### Given task
Give all of the lines again, with nothing added or dropped.

— BEGIN Records shown —

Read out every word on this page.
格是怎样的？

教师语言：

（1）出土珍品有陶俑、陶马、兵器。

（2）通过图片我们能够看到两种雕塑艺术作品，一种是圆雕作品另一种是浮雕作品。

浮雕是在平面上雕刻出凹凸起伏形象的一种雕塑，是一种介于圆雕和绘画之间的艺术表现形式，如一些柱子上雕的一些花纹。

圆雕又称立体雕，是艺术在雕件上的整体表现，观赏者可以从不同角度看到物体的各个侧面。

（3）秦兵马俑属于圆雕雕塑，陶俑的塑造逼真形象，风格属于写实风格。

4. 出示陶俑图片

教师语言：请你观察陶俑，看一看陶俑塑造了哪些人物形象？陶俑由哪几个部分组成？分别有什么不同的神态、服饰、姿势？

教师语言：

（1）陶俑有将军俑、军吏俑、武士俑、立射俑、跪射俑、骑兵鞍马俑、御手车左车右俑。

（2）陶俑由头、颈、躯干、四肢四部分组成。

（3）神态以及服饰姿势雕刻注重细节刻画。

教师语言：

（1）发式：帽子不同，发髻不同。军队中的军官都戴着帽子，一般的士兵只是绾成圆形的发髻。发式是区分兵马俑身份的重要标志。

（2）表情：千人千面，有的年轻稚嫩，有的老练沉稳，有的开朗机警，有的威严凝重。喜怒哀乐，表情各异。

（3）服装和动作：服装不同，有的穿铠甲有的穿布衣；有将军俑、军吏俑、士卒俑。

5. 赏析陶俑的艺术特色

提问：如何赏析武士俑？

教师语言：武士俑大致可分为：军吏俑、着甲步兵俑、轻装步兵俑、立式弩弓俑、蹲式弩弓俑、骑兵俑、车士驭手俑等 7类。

— END Records shown —

### Reply
Read out every word on this page.
格是怎样的？

教师语言：

（1）出土珍品有陶俑、陶马、兵器。

（2）通过图片我们能够看到两种雕塑艺术作品，一种是圆雕作品另一种是浮雕作品。

浮雕是在平面上雕刻出凹凸起伏形象的一种雕塑，是一种介于圆雕和绘画之间的艺术表现形式，如一些柱子上雕的一些花纹。

圆雕又称立体雕，是艺术在雕件上的整体表现，观赏者可以从不同角度看到物体的各个侧面。

（3）秦兵马俑属于圆雕雕塑，陶俑的塑造逼真形象，风格属于写实风格。

4. 出示陶俑图片

教师语言：请你观察陶俑，看一看陶俑塑造了哪些人物形象？陶俑由哪几个部分组成？分别有什么不同的神态、服饰、姿势？

教师语言：

（1）陶俑有将军俑、军吏俑、武士俑、立射俑、跪射俑、骑兵鞍马俑、御手车左车右俑。

（2）陶俑由头、颈、躯干、四肢四部分组成。

（3）神态以及服饰姿势雕刻注重细节刻画。

教师语言：

（1）发式：帽子不同，发髻不同。军队中的军官都戴着帽子，一般的士兵只是绾成圆形的发髻。发式是区分兵马俑身份的重要标志。

（2）表情：千人千面，有的年轻稚嫩，有的老练沉稳，有的开朗机警，有的威严凝重。喜怒哀乐，表情各异。

（3）服装和动作：服装不同，有的穿铠甲有的穿布衣；有将军俑、军吏俑、士卒俑。

5. 赏析陶俑的艺术特色

提问：如何赏析武士俑？

教师语言：武士俑大致可分为：军吏俑、着甲步兵俑、轻装步兵俑、立式弩弓俑、蹲式弩弓俑、骑兵俑、车士驭手俑等 7类。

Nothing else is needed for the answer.